(DESCRIPTION OF THE TASK)
Leave out the pictures and reproduce all of the data exactly.

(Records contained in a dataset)
_____

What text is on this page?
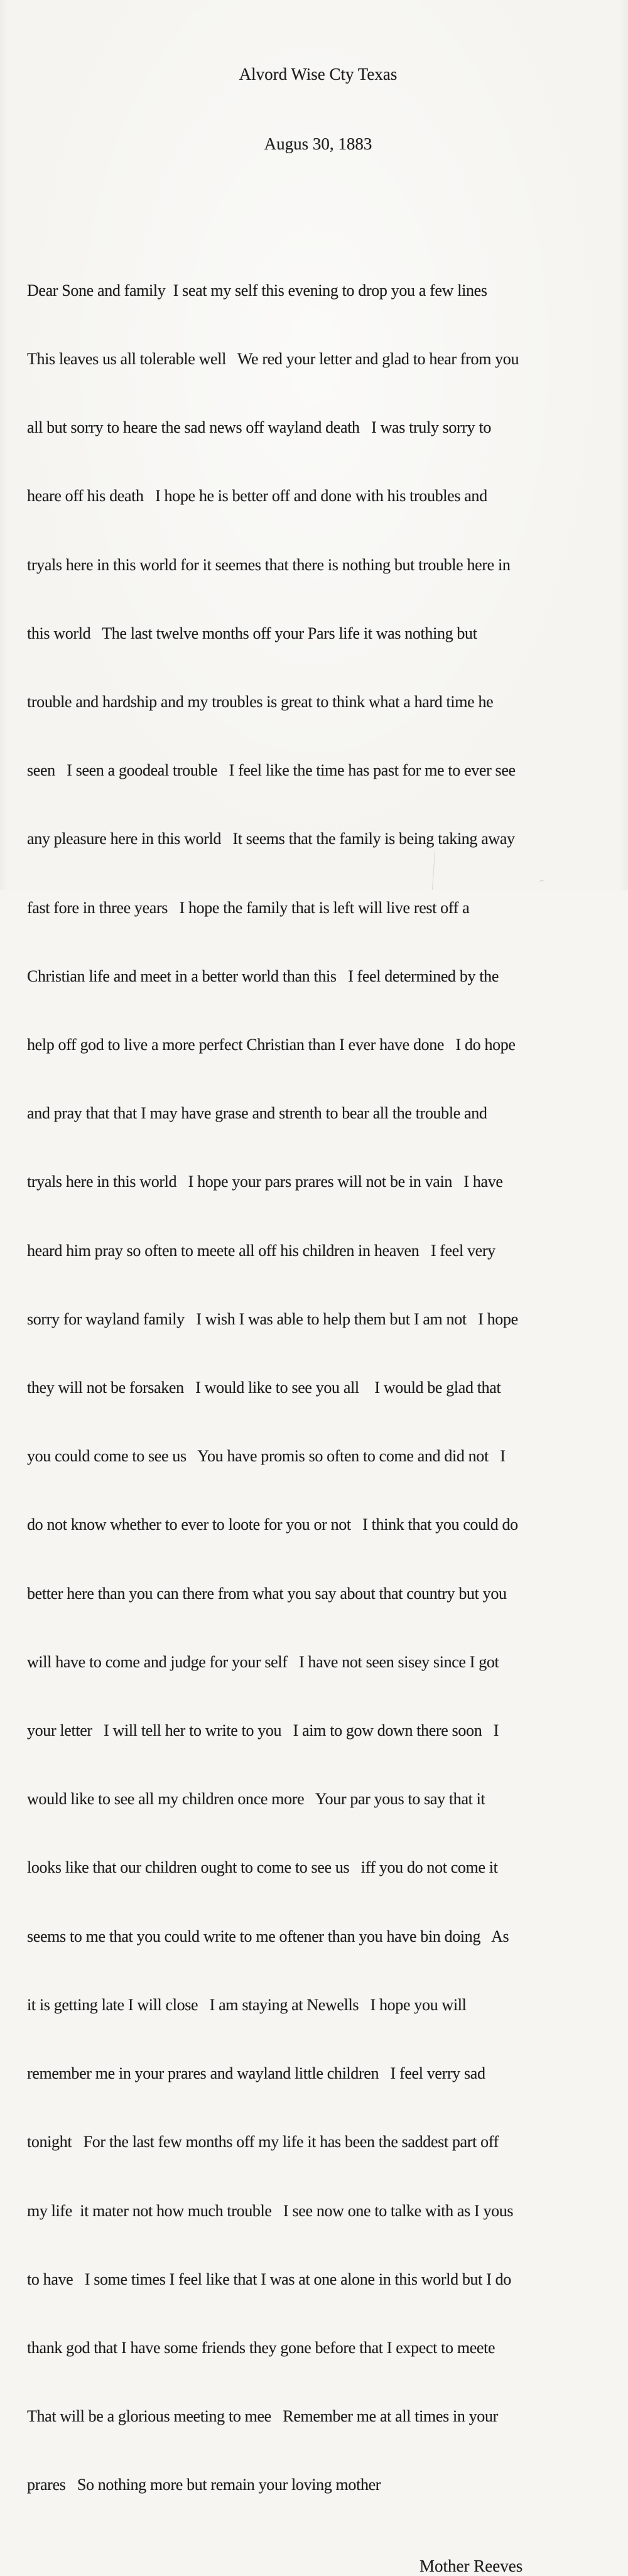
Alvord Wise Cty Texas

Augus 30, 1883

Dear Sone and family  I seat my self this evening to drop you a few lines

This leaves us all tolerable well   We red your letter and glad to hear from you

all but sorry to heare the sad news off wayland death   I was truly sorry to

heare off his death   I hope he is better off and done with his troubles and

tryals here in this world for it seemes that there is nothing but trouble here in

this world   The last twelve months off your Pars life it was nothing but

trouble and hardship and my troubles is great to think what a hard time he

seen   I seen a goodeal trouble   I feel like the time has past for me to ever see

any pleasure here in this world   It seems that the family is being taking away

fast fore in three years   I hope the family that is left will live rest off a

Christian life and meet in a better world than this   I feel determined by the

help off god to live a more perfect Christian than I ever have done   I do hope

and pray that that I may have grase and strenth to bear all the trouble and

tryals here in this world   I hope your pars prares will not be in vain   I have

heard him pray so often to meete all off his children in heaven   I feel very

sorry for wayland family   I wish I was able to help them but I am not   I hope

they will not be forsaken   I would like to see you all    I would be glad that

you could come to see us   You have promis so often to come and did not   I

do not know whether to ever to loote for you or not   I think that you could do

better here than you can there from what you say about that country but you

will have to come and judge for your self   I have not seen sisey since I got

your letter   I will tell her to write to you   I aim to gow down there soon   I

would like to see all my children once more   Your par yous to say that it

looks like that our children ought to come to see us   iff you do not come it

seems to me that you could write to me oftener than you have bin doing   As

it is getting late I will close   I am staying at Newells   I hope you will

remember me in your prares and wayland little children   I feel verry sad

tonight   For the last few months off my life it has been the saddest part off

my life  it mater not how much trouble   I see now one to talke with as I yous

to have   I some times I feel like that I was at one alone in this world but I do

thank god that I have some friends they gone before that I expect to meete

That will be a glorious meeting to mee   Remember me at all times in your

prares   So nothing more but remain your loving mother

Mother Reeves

_____

(WORKED SOLUTION)
What text is on this page?
Alvord Wise Cty Texas

Augus 30, 1883

Dear Sone and family  I seat my self this evening to drop you a few lines

This leaves us all tolerable well   We red your letter and glad to hear from you

all but sorry to heare the sad news off wayland death   I was truly sorry to

heare off his death   I hope he is better off and done with his troubles and

tryals here in this world for it seemes that there is nothing but trouble here in

this world   The last twelve months off your Pars life it was nothing but

trouble and hardship and my troubles is great to think what a hard time he

seen   I seen a goodeal trouble   I feel like the time has past for me to ever see

any pleasure here in this world   It seems that the family is being taking away

fast fore in three years   I hope the family that is left will live rest off a

Christian life and meet in a better world than this   I feel determined by the

help off god to live a more perfect Christian than I ever have done   I do hope

and pray that that I may have grase and strenth to bear all the trouble and

tryals here in this world   I hope your pars prares will not be in vain   I have

heard him pray so often to meete all off his children in heaven   I feel very

sorry for wayland family   I wish I was able to help them but I am not   I hope

they will not be forsaken   I would like to see you all    I would be glad that

you could come to see us   You have promis so often to come and did not   I

do not know whether to ever to loote for you or not   I think that you could do

better here than you can there from what you say about that country but you

will have to come and judge for your self   I have not seen sisey since I got

your letter   I will tell her to write to you   I aim to gow down there soon   I

would like to see all my children once more   Your par yous to say that it

looks like that our children ought to come to see us   iff you do not come it

seems to me that you could write to me oftener than you have bin doing   As

it is getting late I will close   I am staying at Newells   I hope you will

remember me in your prares and wayland little children   I feel verry sad

tonight   For the last few months off my life it has been the saddest part off

my life  it mater not how much trouble   I see now one to talke with as I yous

to have   I some times I feel like that I was at one alone in this world but I do

thank god that I have some friends they gone before that I expect to meete

That will be a glorious meeting to mee   Remember me at all times in your

prares   So nothing more but remain your loving mother

Mother Reeves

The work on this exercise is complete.